_Extrahierter Text_
Wir bieten am 01.06. um 20:15 Uhr ein Online-Seminar zwischen Stadtspaziergang und architekturhistorischem Exkurs mit dem Architekturvermittler Heiko Gerdes (Leipzig/Berlin) an:
Günstig gelegen am Kreuzungspunkt zweier wichtiger europäischer Handelsstraßen, entwickelte sich Leipzig im Mittelalter rasch zu einem bedeutenden Zentrum von Wirtschaft und Handel. Bereits im Jahr 1015 erstmals urkundlich erwähnt, erhielt die Stadt 1165 Stadtrecht und Marktprivilegien. Schon seit dieser Zeit sind die historischen Plätze, wie der Markt sowie die umgebenden Straßenzüge im Wesentlichen definiert. Die innerstädtischen Bauflächen zwischen diesem dichten Straßennetz mit seinen typischen Querverbindungen – den Passagen – haben sich jedoch über die folgenden Jahrhunderte bis heute kontinuierlich verändert und wurden auch immer wieder radikal im Stil der Zeit überformt. Damit ist die Leipziger Innenstadt baulich heute weit weniger historisch, als es zunächst erscheint.
Wir widmen uns auf unserer Tour durch die westliche Innenstadt beispielhaft Architekturen der jüngeren Baugeschichte im Kontext der Historie des Ortes:
Am Martin-Luther-Ring entstanden in den letzten Jahren gleich zwei auffällig moderne Bauten des Leipziger Architekturbüros Schulz und Schulz: das Büro- und Geschäftshaus „Trias“ und die neue katholische Hauptkirche der Stadt Leipzig „Sankt Trinitatis“. Beide reagieren mit gänzlich verschiedenen Architektursprachen auf Ihren jeweiligen stadträumlichen Kontext und historische Anleihen.
Ganz in der Nähe entstand 2016 das Geschäftshaus „Hainspitze“ (Architekten: Ortner und Ortner Baukunst). Besonders durch die baulich-handwerkliche Qualität und die Detaillierung seiner Fassade, greift dieses Haus den Maßstab der historischen Bebauungen der Innenstadt auf und nimmt Bezug auf den Typus des klassischen großstädtischen Warenhauses des frühen 20. Jahrhunderts, ohne dabei seine Entstehungszeit zu verleugnen.
Spektakulär war der Bau des Leipziger Citytunnels – einer fast hundert Jahre zurückreichenden Vision. Damit verbunden war auch die Eröffnung der vier neuen Untergrundstationen: HPP Architekten, KSW Architekten, Peter Kulka und Max Dudler hinterließen ihre modernen Spuren im Bitterfelder Sand unter der Leipziger Innenstadt. Sehr imposant erscheint dabei vor allem die weltstädtisch anmutende, mit hinterleuchteten Glasbausteinen ausgeführte Untergrund-Station am Wilhelm-Leuschner-Platz von Max Dudler.

_Datensatz_
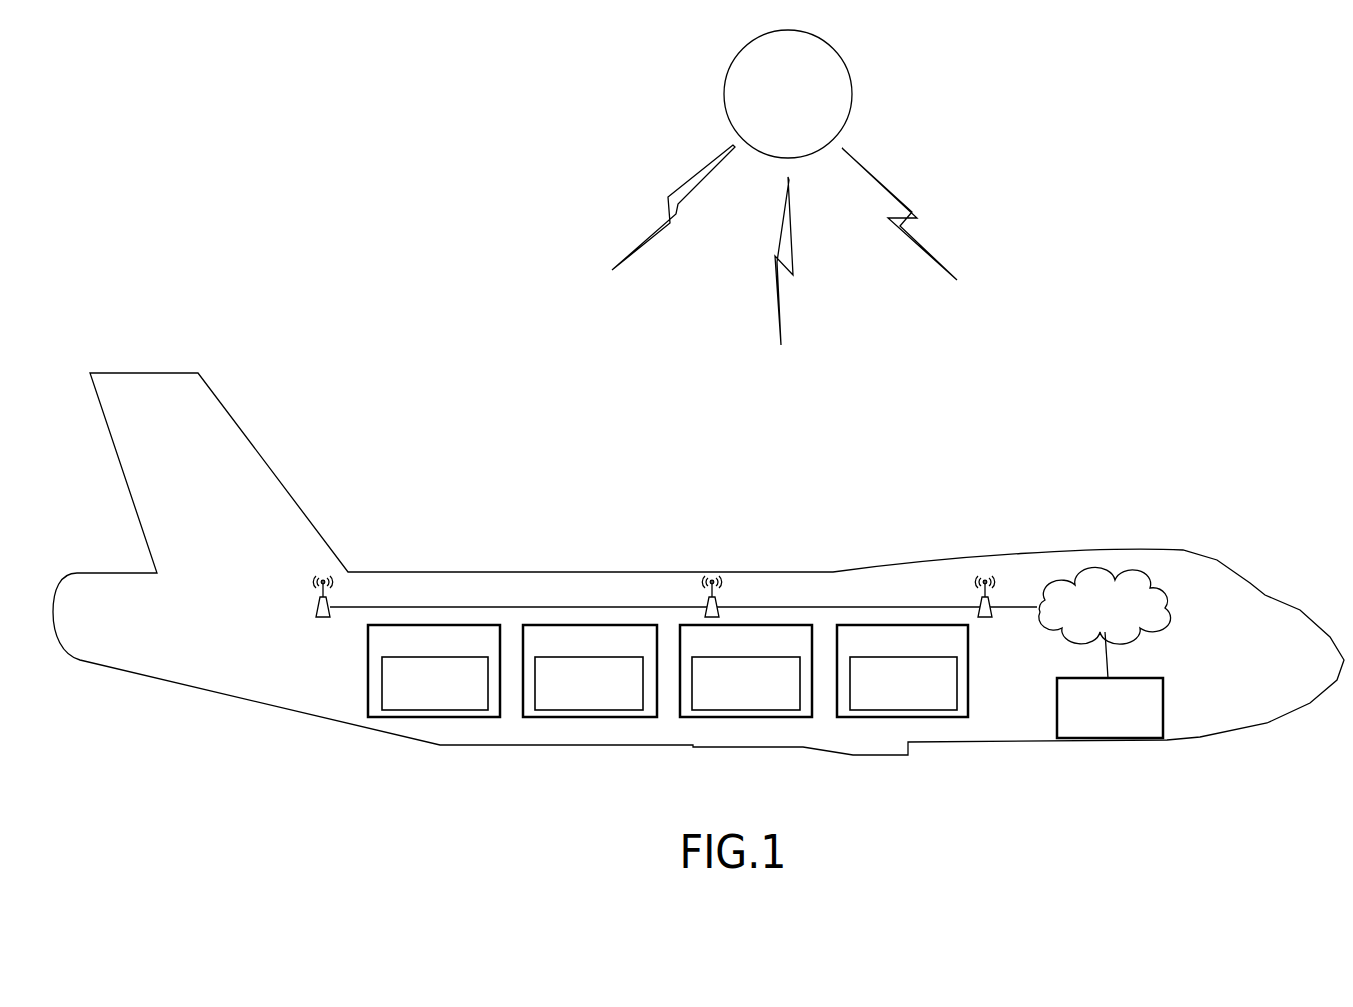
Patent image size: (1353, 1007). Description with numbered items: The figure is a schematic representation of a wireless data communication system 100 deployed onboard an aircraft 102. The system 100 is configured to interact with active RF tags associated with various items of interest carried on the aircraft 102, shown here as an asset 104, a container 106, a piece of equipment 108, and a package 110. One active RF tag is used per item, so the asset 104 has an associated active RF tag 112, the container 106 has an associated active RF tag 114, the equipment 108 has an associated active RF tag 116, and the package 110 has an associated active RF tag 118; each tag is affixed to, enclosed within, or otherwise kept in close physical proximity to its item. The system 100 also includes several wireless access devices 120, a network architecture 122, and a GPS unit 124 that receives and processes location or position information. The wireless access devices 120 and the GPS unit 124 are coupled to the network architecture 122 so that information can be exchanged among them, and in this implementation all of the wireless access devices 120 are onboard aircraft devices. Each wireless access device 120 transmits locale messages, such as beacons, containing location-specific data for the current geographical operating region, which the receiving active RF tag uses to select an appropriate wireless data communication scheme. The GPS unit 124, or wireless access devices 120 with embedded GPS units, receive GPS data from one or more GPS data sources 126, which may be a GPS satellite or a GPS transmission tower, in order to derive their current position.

The wireless data communication system 100 is at (312, 645).
The aircraft 102 is at (1115, 551).
The asset 104 is at (443, 684).
The container 106 is at (598, 684).
The piece of equipment 108 is at (759, 685).
The package 110 is at (937, 671).
The active RF tag 112 is at (453, 710).
The active RF tag 114 is at (607, 712).
The active RF tag 116 is at (775, 710).
The active RF tag 118 is at (958, 680).
The wireless access device 120 is at (318, 600).
The network architecture 122 is at (1147, 581).
The GPS unit 124 is at (1165, 712).
The GPS data source 126 is at (851, 87).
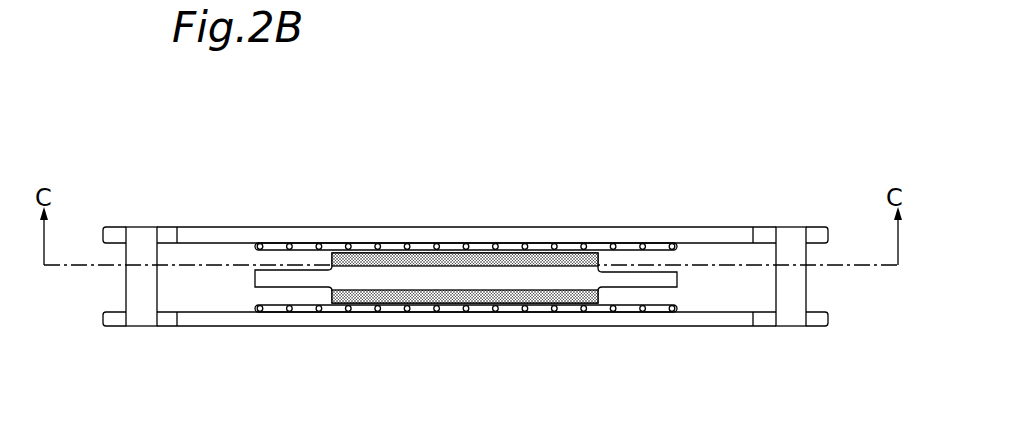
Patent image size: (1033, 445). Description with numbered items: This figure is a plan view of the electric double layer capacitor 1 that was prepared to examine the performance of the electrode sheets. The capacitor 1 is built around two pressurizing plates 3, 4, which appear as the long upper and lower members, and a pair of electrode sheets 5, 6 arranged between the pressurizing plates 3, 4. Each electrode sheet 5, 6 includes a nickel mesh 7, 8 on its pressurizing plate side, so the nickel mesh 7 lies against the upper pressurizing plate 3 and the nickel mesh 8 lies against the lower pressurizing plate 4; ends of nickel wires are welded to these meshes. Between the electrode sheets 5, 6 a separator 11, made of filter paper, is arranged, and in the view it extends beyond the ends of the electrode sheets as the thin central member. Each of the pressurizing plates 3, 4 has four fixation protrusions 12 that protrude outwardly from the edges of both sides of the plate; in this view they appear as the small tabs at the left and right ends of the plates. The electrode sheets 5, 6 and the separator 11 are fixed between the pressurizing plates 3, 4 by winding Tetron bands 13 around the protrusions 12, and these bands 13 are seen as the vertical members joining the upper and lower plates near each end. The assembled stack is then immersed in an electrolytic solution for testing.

The electric double layer capacitor 1 is at (748, 194).
The pressurizing plate 3 is at (233, 234).
The pressurizing plate 4 is at (240, 320).
The electrode sheet 5 is at (443, 256).
The electrode sheet 6 is at (457, 300).
The nickel mesh 7 is at (331, 246).
The nickel mesh 8 is at (337, 311).
The separator 11 is at (630, 282).
The fixation protrusion 12 is at (115, 233).
The Tetron band 13 is at (132, 280).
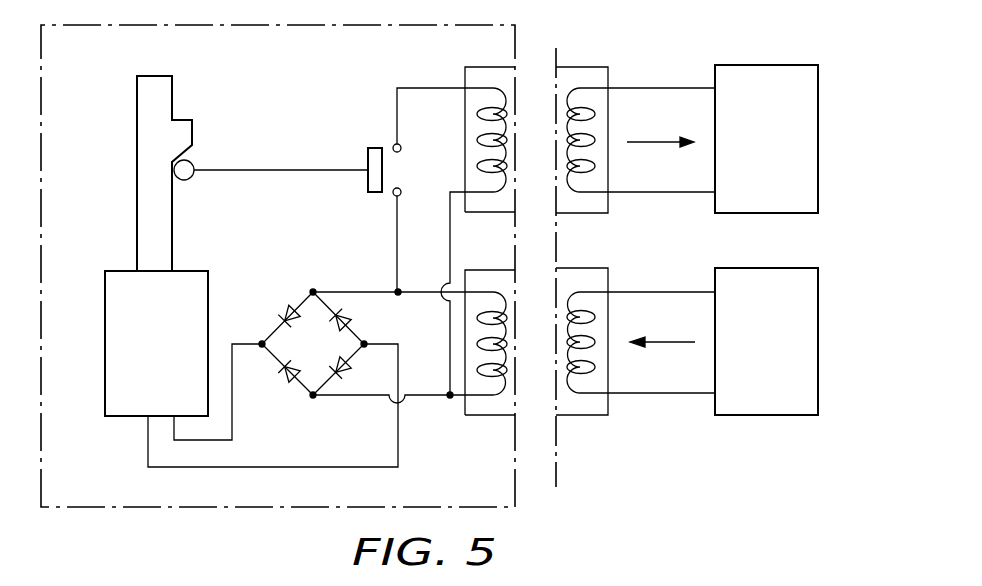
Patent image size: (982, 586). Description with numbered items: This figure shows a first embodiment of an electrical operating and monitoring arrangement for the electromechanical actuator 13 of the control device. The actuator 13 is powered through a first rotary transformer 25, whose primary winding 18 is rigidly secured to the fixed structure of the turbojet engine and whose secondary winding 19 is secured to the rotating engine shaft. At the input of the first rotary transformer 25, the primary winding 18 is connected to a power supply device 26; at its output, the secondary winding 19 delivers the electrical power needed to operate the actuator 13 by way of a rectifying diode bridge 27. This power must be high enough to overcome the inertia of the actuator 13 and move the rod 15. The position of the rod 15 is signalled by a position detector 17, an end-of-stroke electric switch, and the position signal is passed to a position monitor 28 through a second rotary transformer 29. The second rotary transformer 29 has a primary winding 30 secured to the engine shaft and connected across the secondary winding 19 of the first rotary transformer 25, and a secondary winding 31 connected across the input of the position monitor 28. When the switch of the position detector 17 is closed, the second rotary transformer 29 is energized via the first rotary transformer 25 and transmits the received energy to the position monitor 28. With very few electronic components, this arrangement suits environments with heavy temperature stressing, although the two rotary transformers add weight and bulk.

The actuator 13 is at (123, 403).
The rod 15 is at (167, 217).
The position detector 17 is at (375, 152).
The primary winding 18 is at (639, 394).
The secondary winding 19 is at (485, 397).
The first rotary transformer 25 is at (583, 416).
The power supply device 26 is at (781, 360).
The rectifying diode bridge 27 is at (303, 397).
The position monitor 28 is at (781, 157).
The second rotary transformer 29 is at (577, 65).
The primary winding 30 is at (483, 195).
The secondary winding 31 is at (652, 193).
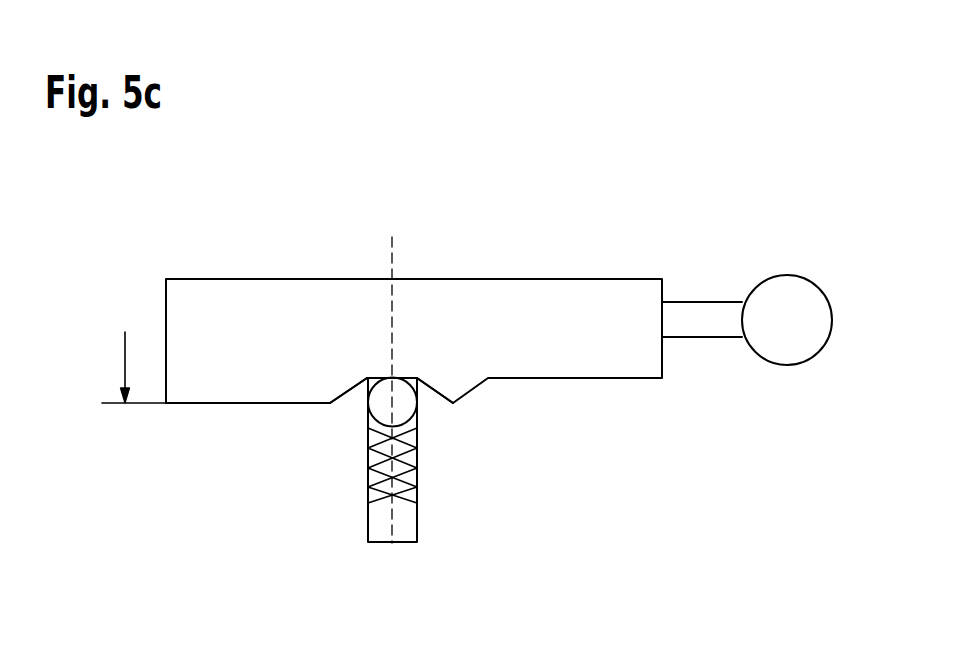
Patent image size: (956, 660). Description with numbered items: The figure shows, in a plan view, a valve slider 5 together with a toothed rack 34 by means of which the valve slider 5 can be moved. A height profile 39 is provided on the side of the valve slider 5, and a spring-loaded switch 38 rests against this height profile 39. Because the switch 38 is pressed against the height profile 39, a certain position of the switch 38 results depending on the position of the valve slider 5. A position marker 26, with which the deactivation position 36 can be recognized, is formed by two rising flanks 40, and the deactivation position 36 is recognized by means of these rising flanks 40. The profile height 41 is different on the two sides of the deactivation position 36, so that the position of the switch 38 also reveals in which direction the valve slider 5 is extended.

The valve slider 5 is at (783, 290).
The position marker 26 is at (367, 380).
The toothed rack 34 is at (623, 291).
The deactivation position 36 is at (392, 253).
The spring-loaded switch 38 is at (400, 525).
The height profile 39 is at (282, 404).
The rising flanks 40 is at (348, 393).
The profile height 41 is at (125, 350).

_Bitte vervollständigen_
a) In welchem Jahr bekam Leipzig laut dem Text über die Leipziger Innenstadt Stadtrecht und Marktprivilegien?
b) Schreib den Text über die Leipziger Innenstadt nach seinem letzten Satz weiter.

_Die Ergebnisse_
a) Im Jahr 1165.

b)
Nordöstlich des Marktplatzes befand sich bis zum 2. Weltkrieg ein sehr dicht bebautes Areal, das 1943 zu einer riesigen innerstädtischen Kriegsbrache wurde. In den 60er Jahren erfolgte die Umwandlung des Gebietes zu einem sozialistischen Stadtplatz – dem bei den Bürgern beliebten Sachsenplatz. Gefasst wurde der Platz durch differenzierte Neubebauung in Plattenbauweise, im Jahr 2004 entstand an dieser Stelle dann das neue Museum der bildenden Künste (Architekten: Hufnagel, Pütz, Rafaelian). Es bildete damit einen wichtigen Baustein und Ausgangspunkt für die Wiederverdichtung der Innenstadt auf dem historischen Stadtgrundriss. Der schlichte Museumsbau birgt spannungsvolle Proportionen im Innern – es wurde dabei die Leipziger Idee der Durchwegungen, Passagen und Höfe aufgegriffen und neu interpretiert. Nur wenige Materialien prägen das neue Haus für die Kunst: Sichtbeton, Muschelkalk, Eichenholz und Glas.
Von jeher – nicht nur in diesen Beispielen aus der Zeit nach der deutschen Wiedervereinigung – prägen Bezüge, Brüche und Wiedersprüche von Altem und Neuem das spannungsvolle, heterogene innerstädtische Bild Leipzigs. Ebenso wie die sozialistische Nachkriegszeit hinterließ auch die postsozialistische Periode bereits viele prägende Bauten in der Leipziger Innenstadt. So gehört der Sachsenplatz mit seiner umgebenden Plattenbebauung durch den Neubau des Museums der bildenden Künste inzwischen wieder der Vergangenheit der Leipziger Stadtbaugeschichte an. Andere Relikte, die noch kurz vor der politischen Wende entstanden, blieben aber glücklicherweise erhalten und entwickeln mittlerweile auch anerkannte Bedeutung als wichtige Teile des bauhistorischen Erbes der Stadt.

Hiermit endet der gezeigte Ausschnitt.